-- Stored items from a collection --
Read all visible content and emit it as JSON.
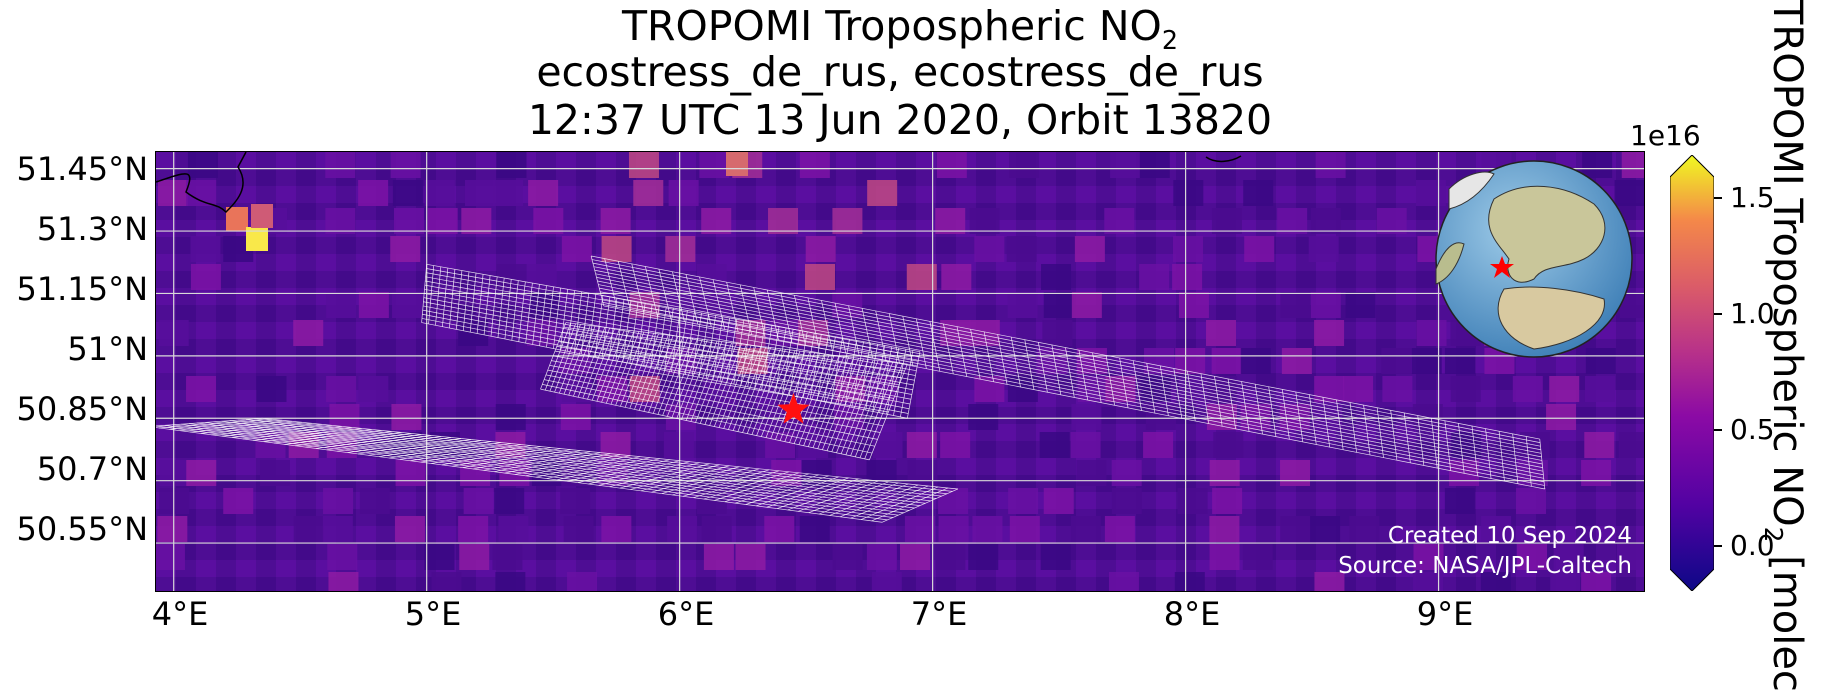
{
  "title": {
    "line1_prefix": "TROPOMI Tropospheric NO",
    "line1_sub": "2",
    "line2": "ecostress_de_rus, ecostress_de_rus",
    "line3": "12:37 UTC 13 Jun 2020, Orbit 13820"
  },
  "map": {
    "type": "map",
    "lon_range": [
      3.93,
      9.82
    ],
    "lat_range": [
      50.43,
      51.49
    ],
    "lat_ticks": [
      "51.45°N",
      "51.3°N",
      "51.15°N",
      "51°N",
      "50.85°N",
      "50.7°N",
      "50.55°N"
    ],
    "lat_tick_values": [
      51.45,
      51.3,
      51.15,
      51.0,
      50.85,
      50.7,
      50.55
    ],
    "lon_ticks": [
      "4°E",
      "5°E",
      "6°E",
      "7°E",
      "8°E",
      "9°E"
    ],
    "lon_tick_values": [
      4,
      5,
      6,
      7,
      8,
      9
    ],
    "gridlines": true,
    "marker": {
      "symbol": "star",
      "color": "#ff0000",
      "lon": 6.45,
      "lat": 50.87
    },
    "swaths": [
      {
        "corners": [
          [
            5.0,
            51.22
          ],
          [
            6.95,
            51.01
          ],
          [
            6.9,
            50.85
          ],
          [
            4.98,
            51.08
          ]
        ]
      },
      {
        "corners": [
          [
            5.65,
            51.24
          ],
          [
            9.4,
            50.8
          ],
          [
            9.42,
            50.68
          ],
          [
            5.7,
            51.12
          ]
        ]
      },
      {
        "corners": [
          [
            5.55,
            51.08
          ],
          [
            6.9,
            50.98
          ],
          [
            6.75,
            50.75
          ],
          [
            5.45,
            50.92
          ]
        ]
      },
      {
        "corners": [
          [
            4.35,
            50.85
          ],
          [
            7.1,
            50.68
          ],
          [
            6.8,
            50.6
          ],
          [
            3.9,
            50.83
          ]
        ]
      }
    ],
    "colors": {
      "background": "#4b0c8f",
      "grid": "#d9d9d9",
      "swath": "#ffffff"
    }
  },
  "inset_globe": {
    "center_marker": "star",
    "marker_color": "#ff0000"
  },
  "credit": {
    "line1": "Created 10 Sep 2024",
    "line2": "Source: NASA/JPL-Caltech"
  },
  "colorbar": {
    "colormap": "plasma",
    "exponent_label": "1e16",
    "ticks": [
      "0.0",
      "0.5",
      "1.0",
      "1.5"
    ],
    "tick_values": [
      0.0,
      0.5,
      1.0,
      1.5
    ],
    "range": [
      -0.15,
      1.65
    ],
    "label_prefix": "TROPOMI Tropospheric NO",
    "label_sub": "2",
    "label_suffix": " [molec"
  }
}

-- Task to complete --
Your answer should be only the number of lines that hold the word "Tropospheric".

-- Result of this exercise --
2